München, Bad Tölz (epd). Der Landeskirchenrat der bayerischen Landeskirche hat den Dekan von Bad Tölz, Heinrich Soffel, in den Wartestand versetzt. Soffel sei somit nicht mehr in Bad Tölz tätig, teilte die Landeskirche am Donnerstag mit. Dem Beschluss vorangegangen war eine Untersuchung, die ergeben habe, "dass eine nachhaltige Störung vorliegt, die einer Fortsetzung des Dienstes von Heinrich Soffel als Dekan und Pfarrer in Bad Tölz entgegensteht." Nach epd-Informationen hatte es in der Gemeinde bei mehreren Themen geknirscht, von der Beendigung der Nachmittagsbetreuung für Grundschulkinder über Kommunikationswege im Kirchenvorstand bis zur Frage, ob ukrainische Flüchtlinge ins Gemeindehaus einziehen sollen.

Eine "nachhaltige Störung" beschreibe im kirchlichen Dienst eine anhaltende Unstimmigkeit oder Konflikte, die eine effektive Ausübung des Dienstes beeinträchtigen, teilte ein Kirchensprecher mit. Die Ursachen seien vielfältig und reichten von Meinungsverschiedenheiten über Kommunikationsprobleme bis zu persönlichen Konflikten. Da eine Störung selten einseitig verursacht werde, "ging und geht es nicht um die Frage von Schuld", so der Sprecher. Eine Folge der "nachhaltigen Störung" sei aber, dass die Kirchenleitung entscheiden könne, die betroffene Person zu versetzen.

Durch die Versetzung von Heinrich Soffel in den Wartestand seien seine bisherigen Stellenanteile als Dekan von Bad Tölz und Pfarrer der Kirchengemeinde wieder frei. Der Landeskirchenrat wolle in Kürze beschließen, "wie es vor Ort weitergehen kann".

EINTRÄGE:
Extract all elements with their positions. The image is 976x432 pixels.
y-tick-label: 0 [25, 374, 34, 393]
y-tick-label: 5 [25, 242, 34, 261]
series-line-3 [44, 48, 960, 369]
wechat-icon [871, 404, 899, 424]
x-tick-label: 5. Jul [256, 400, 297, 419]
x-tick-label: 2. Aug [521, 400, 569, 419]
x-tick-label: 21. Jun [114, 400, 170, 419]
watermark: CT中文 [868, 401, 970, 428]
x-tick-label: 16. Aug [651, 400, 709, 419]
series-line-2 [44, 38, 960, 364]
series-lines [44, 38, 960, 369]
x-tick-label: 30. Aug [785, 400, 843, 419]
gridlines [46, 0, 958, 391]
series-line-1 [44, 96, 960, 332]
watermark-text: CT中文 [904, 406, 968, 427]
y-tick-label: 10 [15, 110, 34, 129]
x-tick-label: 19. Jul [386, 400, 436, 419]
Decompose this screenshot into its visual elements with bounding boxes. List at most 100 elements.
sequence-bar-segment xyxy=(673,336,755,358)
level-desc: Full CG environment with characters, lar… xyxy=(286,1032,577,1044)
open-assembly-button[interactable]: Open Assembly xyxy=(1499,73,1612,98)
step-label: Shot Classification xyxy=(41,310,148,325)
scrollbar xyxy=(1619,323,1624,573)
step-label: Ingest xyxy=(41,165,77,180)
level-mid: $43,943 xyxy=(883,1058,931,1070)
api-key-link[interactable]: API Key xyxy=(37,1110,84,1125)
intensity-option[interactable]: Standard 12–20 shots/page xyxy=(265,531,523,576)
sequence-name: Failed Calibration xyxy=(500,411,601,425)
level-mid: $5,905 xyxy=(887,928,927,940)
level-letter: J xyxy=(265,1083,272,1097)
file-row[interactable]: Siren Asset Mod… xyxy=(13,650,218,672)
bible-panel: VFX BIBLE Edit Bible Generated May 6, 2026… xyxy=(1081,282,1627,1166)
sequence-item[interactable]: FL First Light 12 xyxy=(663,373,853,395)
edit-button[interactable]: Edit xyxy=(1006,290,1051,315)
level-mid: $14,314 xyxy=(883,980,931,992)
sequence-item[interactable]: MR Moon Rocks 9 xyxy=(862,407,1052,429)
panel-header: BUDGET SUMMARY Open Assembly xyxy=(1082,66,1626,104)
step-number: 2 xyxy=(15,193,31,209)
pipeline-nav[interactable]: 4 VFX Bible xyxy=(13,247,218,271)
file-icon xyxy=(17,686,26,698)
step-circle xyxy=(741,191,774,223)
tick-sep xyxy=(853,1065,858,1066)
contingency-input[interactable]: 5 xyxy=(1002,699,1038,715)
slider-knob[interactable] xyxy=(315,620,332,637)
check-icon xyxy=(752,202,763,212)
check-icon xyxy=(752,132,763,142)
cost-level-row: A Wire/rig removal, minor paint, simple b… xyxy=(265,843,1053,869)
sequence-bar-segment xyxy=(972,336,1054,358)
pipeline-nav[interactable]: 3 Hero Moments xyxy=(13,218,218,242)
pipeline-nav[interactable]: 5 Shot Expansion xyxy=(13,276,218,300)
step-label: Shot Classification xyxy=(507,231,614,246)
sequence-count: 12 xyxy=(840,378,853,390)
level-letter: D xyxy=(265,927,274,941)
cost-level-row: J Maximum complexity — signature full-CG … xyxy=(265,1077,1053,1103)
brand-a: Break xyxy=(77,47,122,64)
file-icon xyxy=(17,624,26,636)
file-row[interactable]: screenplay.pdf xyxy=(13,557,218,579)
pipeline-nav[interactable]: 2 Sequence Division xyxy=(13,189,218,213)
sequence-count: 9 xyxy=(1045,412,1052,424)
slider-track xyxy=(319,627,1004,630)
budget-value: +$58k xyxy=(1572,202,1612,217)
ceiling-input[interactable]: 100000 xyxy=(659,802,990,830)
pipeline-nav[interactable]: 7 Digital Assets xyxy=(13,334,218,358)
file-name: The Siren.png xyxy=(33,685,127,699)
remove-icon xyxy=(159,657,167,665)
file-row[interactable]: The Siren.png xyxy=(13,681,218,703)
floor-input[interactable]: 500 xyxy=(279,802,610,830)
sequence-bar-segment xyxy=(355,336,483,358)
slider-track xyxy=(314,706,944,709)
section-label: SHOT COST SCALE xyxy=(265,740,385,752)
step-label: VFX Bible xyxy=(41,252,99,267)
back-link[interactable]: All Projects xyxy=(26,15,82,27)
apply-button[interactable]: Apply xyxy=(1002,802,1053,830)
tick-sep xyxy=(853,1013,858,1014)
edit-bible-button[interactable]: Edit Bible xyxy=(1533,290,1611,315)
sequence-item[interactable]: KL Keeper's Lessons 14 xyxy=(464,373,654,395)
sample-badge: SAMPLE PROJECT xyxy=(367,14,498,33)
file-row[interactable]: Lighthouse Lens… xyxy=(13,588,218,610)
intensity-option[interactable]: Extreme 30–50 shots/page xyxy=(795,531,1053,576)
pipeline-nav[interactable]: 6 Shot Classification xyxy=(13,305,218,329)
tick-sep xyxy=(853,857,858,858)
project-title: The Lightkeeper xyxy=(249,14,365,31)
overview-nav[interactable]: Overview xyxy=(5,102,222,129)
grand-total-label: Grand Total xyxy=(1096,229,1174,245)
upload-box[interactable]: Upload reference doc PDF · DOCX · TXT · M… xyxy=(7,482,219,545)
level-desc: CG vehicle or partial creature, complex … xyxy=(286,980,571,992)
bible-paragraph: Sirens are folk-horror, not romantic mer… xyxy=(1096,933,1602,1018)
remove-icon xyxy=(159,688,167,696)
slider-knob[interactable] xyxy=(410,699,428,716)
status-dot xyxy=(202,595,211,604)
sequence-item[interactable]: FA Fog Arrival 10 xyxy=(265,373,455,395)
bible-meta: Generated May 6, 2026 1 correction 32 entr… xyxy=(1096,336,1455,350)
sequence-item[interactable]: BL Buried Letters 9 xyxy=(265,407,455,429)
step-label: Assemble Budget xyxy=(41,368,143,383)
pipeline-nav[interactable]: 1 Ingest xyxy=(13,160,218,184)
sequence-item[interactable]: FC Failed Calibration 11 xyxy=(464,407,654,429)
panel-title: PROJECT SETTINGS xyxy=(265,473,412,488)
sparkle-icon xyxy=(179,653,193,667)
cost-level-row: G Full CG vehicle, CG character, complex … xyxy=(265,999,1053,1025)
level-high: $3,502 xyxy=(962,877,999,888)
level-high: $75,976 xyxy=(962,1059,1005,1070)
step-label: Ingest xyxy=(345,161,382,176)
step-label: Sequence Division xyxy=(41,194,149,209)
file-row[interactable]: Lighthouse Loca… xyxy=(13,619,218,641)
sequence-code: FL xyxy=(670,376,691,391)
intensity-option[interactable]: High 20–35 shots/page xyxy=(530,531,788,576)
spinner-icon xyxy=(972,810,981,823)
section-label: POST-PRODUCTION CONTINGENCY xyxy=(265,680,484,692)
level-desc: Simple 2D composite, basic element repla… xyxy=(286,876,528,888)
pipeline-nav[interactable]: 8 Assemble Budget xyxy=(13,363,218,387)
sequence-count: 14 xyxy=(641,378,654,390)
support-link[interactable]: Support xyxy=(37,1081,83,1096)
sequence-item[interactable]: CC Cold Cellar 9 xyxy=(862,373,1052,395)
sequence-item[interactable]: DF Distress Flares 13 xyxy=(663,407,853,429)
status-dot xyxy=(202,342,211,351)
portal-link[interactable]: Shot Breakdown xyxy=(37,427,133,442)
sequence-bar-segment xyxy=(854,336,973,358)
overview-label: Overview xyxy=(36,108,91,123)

OFFENE AUFGABE:
Kopiere aus der Meldung über den Tölzer Dekan wortgetreu den Abschnitt, der mit den Worten „München, Bad Tölz“ beginnt und nach „Gemeindehaus einziehen sollen.“ aufhört. Die Einträge haben damit nichts zu tun.

ERLEDIGTE AUFGABE:
München, Bad Tölz (epd). Der Landeskirchenrat der bayerischen Landeskirche hat den Dekan von Bad Tölz, Heinrich Soffel, in den Wartestand versetzt. Soffel sei somit nicht mehr in Bad Tölz tätig, teilte die Landeskirche am Donnerstag mit. Dem Beschluss vorangegangen war eine Untersuchung, die ergeben habe, "dass eine nachhaltige Störung vorliegt, die einer Fortsetzung des Dienstes von Heinrich Soffel als Dekan und Pfarrer in Bad Tölz entgegensteht." Nach epd-Informationen hatte es in der Gemeinde bei mehreren Themen geknirscht, von der Beendigung der Nachmittagsbetreuung für Grundschulkinder über Kommunikationswege im Kirchenvorstand bis zur Frage, ob ukrainische Flüchtlinge ins Gemeindehaus einziehen sollen.